begin SUPPLIED MATERIAL
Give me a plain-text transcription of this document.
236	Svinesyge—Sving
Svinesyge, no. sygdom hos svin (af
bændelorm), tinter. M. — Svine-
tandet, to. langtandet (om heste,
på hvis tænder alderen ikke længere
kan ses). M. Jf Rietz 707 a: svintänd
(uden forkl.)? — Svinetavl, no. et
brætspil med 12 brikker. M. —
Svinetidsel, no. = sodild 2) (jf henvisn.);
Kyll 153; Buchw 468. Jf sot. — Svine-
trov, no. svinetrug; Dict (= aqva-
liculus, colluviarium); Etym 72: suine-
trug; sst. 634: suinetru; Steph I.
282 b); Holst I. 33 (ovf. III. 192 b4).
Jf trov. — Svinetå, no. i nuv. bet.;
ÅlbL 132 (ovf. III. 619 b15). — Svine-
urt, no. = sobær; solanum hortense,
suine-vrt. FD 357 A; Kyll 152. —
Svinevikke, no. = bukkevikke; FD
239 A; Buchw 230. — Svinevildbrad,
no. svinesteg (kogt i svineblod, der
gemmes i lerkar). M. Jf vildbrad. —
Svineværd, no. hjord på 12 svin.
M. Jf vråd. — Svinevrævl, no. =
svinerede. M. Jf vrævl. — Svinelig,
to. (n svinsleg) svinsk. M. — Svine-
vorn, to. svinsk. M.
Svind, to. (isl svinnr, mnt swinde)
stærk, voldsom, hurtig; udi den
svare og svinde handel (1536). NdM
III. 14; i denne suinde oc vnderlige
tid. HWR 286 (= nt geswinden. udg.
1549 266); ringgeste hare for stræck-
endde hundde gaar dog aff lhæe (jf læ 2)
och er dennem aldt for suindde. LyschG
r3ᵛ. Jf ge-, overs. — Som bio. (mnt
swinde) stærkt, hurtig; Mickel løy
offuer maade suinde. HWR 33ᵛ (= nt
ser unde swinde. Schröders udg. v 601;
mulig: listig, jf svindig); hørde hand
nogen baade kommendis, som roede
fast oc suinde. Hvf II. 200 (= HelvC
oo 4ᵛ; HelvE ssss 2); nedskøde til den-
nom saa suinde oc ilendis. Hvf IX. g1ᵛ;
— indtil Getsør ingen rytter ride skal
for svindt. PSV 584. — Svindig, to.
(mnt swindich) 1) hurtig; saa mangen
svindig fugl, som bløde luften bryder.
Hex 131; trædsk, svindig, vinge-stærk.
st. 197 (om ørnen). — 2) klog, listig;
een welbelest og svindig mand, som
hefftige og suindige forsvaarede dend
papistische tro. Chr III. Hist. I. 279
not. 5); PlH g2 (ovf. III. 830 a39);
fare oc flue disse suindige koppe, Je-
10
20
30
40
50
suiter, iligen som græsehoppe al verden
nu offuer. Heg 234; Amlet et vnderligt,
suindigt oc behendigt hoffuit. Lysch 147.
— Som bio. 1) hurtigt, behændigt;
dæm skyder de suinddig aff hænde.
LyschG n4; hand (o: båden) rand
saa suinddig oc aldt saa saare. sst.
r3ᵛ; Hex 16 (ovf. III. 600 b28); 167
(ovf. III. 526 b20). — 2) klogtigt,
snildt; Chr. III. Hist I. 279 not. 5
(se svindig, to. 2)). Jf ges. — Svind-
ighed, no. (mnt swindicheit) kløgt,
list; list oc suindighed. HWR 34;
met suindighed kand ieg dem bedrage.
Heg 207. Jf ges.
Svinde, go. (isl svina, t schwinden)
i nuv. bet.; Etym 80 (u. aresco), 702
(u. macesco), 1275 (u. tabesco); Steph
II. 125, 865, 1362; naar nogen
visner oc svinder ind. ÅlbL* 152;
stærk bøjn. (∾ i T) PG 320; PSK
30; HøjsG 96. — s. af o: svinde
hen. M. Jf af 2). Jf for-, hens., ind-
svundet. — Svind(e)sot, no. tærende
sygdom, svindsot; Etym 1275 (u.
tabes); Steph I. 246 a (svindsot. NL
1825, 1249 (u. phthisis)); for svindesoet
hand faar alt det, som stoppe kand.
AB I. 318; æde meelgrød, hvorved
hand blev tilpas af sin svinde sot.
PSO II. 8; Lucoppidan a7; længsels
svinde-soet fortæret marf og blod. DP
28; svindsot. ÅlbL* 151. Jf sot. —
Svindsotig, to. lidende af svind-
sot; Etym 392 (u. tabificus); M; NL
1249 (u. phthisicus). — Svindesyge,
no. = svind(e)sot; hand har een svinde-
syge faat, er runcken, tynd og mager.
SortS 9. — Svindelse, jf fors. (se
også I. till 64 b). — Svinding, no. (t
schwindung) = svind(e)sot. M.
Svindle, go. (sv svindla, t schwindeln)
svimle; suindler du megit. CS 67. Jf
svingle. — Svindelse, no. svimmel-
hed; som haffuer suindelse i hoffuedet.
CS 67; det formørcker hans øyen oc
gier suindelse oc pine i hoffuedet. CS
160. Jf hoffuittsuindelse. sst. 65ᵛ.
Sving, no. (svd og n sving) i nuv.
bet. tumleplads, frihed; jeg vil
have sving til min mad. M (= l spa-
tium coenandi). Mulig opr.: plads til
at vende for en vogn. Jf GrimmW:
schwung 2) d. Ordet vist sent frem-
end SUPPLIED MATERIAL
REQUIREMENT: Please output the complete data exactly.

ANSWER IN FULL:
Give me a plain-text transcription of this document.
236	Svinesyge—Sving
Svinesyge, no. sygdom hos svin (af
bændelorm), tinter. M. — Svine-
tandet, to. langtandet (om heste,
på hvis tænder alderen ikke længere
kan ses). M. Jf Rietz 707 a: svintänd
(uden forkl.)? — Svinetavl, no. et
brætspil med 12 brikker. M. —
Svinetidsel, no. = sodild 2) (jf henvisn.);
Kyll 153; Buchw 468. Jf sot. — Svine-
trov, no. svinetrug; Dict (= aqva-
liculus, colluviarium); Etym 72: suine-
trug; sst. 634: suinetru; Steph I.
282 b); Holst I. 33 (ovf. III. 192 b4).
Jf trov. — Svinetå, no. i nuv. bet.;
ÅlbL 132 (ovf. III. 619 b15). — Svine-
urt, no. = sobær; solanum hortense,
suine-vrt. FD 357 A; Kyll 152. —
Svinevikke, no. = bukkevikke; FD
239 A; Buchw 230. — Svinevildbrad,
no. svinesteg (kogt i svineblod, der
gemmes i lerkar). M. Jf vildbrad. —
Svineværd, no. hjord på 12 svin.
M. Jf vråd. — Svinevrævl, no. =
svinerede. M. Jf vrævl. — Svinelig,
to. (n svinsleg) svinsk. M. — Svine-
vorn, to. svinsk. M.
Svind, to. (isl svinnr, mnt swinde)
stærk, voldsom, hurtig; udi den
svare og svinde handel (1536). NdM
III. 14; i denne suinde oc vnderlige
tid. HWR 286 (= nt geswinden. udg.
1549 266); ringgeste hare for stræck-
endde hundde gaar dog aff lhæe (jf læ 2)
och er dennem aldt for suindde. LyschG
r3ᵛ. Jf ge-, overs. — Som bio. (mnt
swinde) stærkt, hurtig; Mickel løy
offuer maade suinde. HWR 33ᵛ (= nt
ser unde swinde. Schröders udg. v 601;
mulig: listig, jf svindig); hørde hand
nogen baade kommendis, som roede
fast oc suinde. Hvf II. 200 (= HelvC
oo 4ᵛ; HelvE ssss 2); nedskøde til den-
nom saa suinde oc ilendis. Hvf IX. g1ᵛ;
— indtil Getsør ingen rytter ride skal
for svindt. PSV 584. — Svindig, to.
(mnt swindich) 1) hurtig; saa mangen
svindig fugl, som bløde luften bryder.
Hex 131; trædsk, svindig, vinge-stærk.
st. 197 (om ørnen). — 2) klog, listig;
een welbelest og svindig mand, som
hefftige og suindige forsvaarede dend
papistische tro. Chr III. Hist. I. 279
not. 5); PlH g2 (ovf. III. 830 a39);
fare oc flue disse suindige koppe, Je-
10
20
30
40
50
suiter, iligen som græsehoppe al verden
nu offuer. Heg 234; Amlet et vnderligt,
suindigt oc behendigt hoffuit. Lysch 147.
— Som bio. 1) hurtigt, behændigt;
dæm skyder de suinddig aff hænde.
LyschG n4; hand (o: båden) rand
saa suinddig oc aldt saa saare. sst.
r3ᵛ; Hex 16 (ovf. III. 600 b28); 167
(ovf. III. 526 b20). — 2) klogtigt,
snildt; Chr. III. Hist I. 279 not. 5
(se svindig, to. 2)). Jf ges. — Svind-
ighed, no. (mnt swindicheit) kløgt,
list; list oc suindighed. HWR 34;
met suindighed kand ieg dem bedrage.
Heg 207. Jf ges.
Svinde, go. (isl svina, t schwinden)
i nuv. bet.; Etym 80 (u. aresco), 702
(u. macesco), 1275 (u. tabesco); Steph
II. 125, 865, 1362; naar nogen
visner oc svinder ind. ÅlbL* 152;
stærk bøjn. (∾ i T) PG 320; PSK
30; HøjsG 96. — s. af o: svinde
hen. M. Jf af 2). Jf for-, hens., ind-
svundet. — Svind(e)sot, no. tærende
sygdom, svindsot; Etym 1275 (u.
tabes); Steph I. 246 a (svindsot. NL
1825, 1249 (u. phthisis)); for svindesoet
hand faar alt det, som stoppe kand.
AB I. 318; æde meelgrød, hvorved
hand blev tilpas af sin svinde sot.
PSO II. 8; Lucoppidan a7; længsels
svinde-soet fortæret marf og blod. DP
28; svindsot. ÅlbL* 151. Jf sot. —
Svindsotig, to. lidende af svind-
sot; Etym 392 (u. tabificus); M; NL
1249 (u. phthisicus). — Svindesyge,
no. = svind(e)sot; hand har een svinde-
syge faat, er runcken, tynd og mager.
SortS 9. — Svindelse, jf fors. (se
også I. till 64 b). — Svinding, no. (t
schwindung) = svind(e)sot. M.
Svindle, go. (sv svindla, t schwindeln)
svimle; suindler du megit. CS 67. Jf
svingle. — Svindelse, no. svimmel-
hed; som haffuer suindelse i hoffuedet.
CS 67; det formørcker hans øyen oc
gier suindelse oc pine i hoffuedet. CS
160. Jf hoffuittsuindelse. sst. 65ᵛ.
Sving, no. (svd og n sving) i nuv.
bet. tumleplads, frihed; jeg vil
have sving til min mad. M (= l spa-
tium coenandi). Mulig opr.: plads til
at vende for en vogn. Jf GrimmW:
schwung 2) d. Ordet vist sent frem-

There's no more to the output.